%%

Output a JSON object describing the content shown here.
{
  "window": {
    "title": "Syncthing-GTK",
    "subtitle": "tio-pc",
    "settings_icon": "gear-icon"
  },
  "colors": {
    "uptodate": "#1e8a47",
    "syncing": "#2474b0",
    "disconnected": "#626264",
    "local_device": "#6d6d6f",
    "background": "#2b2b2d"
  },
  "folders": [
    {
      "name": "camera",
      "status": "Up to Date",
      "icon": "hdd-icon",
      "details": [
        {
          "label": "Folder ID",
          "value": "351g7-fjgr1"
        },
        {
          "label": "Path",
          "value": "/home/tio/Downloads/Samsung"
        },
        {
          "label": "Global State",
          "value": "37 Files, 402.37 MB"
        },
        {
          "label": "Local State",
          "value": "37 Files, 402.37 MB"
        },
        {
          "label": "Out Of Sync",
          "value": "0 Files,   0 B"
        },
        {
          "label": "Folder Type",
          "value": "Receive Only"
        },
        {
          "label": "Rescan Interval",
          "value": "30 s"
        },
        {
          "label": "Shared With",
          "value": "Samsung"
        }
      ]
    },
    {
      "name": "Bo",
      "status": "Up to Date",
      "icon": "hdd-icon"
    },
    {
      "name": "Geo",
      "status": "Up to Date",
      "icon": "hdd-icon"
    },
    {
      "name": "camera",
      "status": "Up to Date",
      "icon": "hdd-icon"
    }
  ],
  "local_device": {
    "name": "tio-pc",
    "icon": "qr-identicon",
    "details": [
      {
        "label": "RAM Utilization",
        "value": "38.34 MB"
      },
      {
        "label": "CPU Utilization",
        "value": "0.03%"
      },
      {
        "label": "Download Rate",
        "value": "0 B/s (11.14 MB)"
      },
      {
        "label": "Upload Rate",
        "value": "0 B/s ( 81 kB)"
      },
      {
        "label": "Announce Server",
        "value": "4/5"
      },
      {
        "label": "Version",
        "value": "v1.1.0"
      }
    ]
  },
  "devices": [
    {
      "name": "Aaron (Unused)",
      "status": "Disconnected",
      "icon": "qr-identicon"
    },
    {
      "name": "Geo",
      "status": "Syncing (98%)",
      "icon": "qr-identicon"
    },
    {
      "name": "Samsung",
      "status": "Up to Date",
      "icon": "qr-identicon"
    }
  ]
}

%%

What you should do:
Where a line contains "Utilization", copy that line.

Reply:
        "label": "RAM Utilization",
        "label": "CPU Utilization",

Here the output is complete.